Given exercise ▸
Only the number is wanted: count the lines that include the word "नभएक".

Record list ▸
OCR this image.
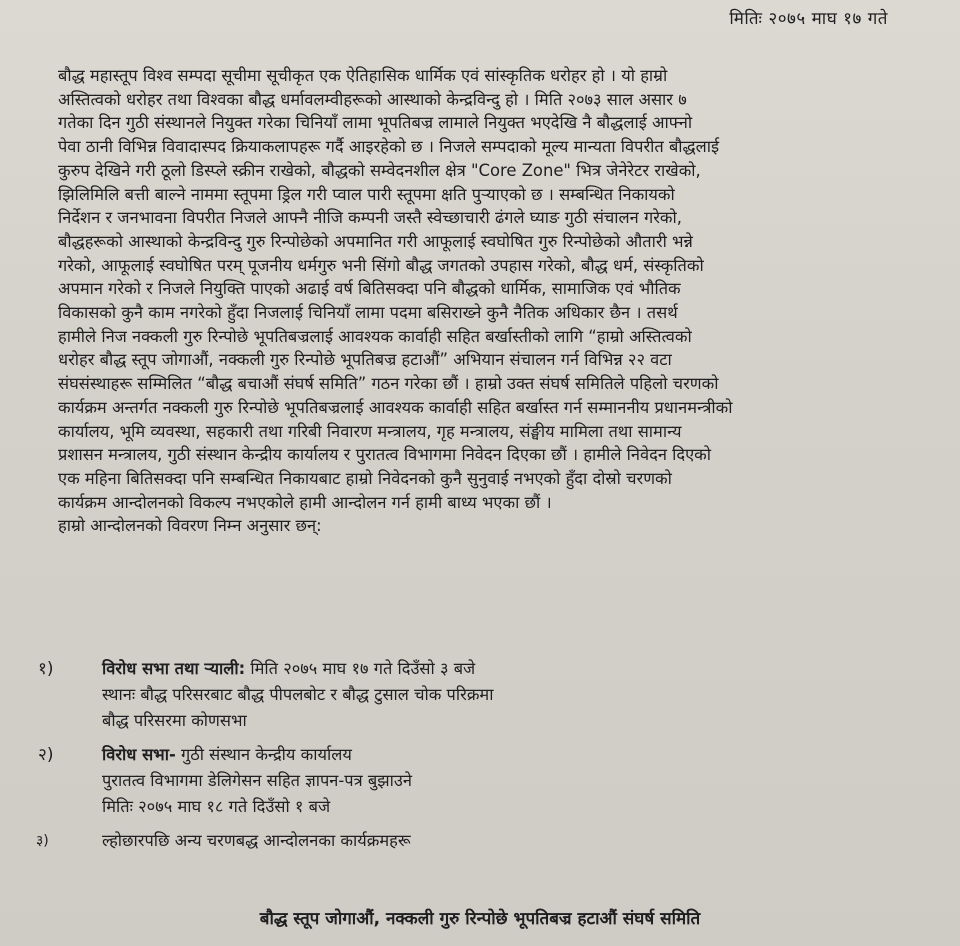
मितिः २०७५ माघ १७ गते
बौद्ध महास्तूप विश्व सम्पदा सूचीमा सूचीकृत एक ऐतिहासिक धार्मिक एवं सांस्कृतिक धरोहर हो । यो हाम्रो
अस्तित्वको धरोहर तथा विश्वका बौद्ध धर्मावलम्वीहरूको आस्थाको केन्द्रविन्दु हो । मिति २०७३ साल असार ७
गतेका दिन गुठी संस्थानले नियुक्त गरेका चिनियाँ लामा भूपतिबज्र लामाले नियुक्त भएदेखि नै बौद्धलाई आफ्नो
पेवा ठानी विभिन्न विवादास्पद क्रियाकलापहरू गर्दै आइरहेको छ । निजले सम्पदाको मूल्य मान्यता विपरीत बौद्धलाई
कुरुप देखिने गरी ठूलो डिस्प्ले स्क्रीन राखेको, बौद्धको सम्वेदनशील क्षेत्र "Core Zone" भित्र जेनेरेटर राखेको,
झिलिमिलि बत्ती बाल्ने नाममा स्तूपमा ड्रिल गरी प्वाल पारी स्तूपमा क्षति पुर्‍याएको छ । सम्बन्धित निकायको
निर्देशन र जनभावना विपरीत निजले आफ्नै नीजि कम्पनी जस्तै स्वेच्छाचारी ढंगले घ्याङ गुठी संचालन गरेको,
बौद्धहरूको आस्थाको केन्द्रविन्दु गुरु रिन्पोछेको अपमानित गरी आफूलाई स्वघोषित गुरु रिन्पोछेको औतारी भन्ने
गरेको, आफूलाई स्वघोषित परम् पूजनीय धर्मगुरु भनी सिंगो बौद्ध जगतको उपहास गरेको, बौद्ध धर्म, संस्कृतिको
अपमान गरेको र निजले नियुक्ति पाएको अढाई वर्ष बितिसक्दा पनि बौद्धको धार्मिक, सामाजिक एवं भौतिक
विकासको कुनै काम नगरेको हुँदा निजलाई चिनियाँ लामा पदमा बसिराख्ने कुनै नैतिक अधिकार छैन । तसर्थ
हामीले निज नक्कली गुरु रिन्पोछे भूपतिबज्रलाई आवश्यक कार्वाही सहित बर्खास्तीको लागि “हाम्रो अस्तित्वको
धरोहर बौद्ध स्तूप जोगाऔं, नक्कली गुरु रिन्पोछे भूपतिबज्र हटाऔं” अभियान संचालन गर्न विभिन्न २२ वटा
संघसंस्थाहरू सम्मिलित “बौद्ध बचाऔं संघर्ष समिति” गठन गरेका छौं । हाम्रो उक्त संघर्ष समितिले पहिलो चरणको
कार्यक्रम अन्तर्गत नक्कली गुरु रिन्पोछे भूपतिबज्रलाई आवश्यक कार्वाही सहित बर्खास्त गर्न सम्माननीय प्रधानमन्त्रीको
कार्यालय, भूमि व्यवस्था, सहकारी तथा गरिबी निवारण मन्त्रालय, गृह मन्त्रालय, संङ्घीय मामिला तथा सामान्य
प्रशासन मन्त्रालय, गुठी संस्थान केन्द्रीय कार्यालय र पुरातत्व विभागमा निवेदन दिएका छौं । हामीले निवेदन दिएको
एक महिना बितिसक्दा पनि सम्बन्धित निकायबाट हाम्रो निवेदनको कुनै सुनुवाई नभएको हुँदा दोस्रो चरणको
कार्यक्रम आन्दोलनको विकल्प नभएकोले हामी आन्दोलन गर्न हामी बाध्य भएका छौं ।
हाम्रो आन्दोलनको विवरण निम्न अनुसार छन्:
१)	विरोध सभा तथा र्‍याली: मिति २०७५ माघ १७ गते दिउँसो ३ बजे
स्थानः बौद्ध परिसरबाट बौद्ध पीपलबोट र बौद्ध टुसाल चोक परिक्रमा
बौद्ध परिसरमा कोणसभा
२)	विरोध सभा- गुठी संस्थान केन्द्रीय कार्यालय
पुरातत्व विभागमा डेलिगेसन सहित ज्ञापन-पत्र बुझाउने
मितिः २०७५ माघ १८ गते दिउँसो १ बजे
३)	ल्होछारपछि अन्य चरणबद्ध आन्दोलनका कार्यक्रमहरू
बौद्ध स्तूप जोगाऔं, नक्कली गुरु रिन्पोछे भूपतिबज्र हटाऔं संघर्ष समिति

Exercise output ▸
2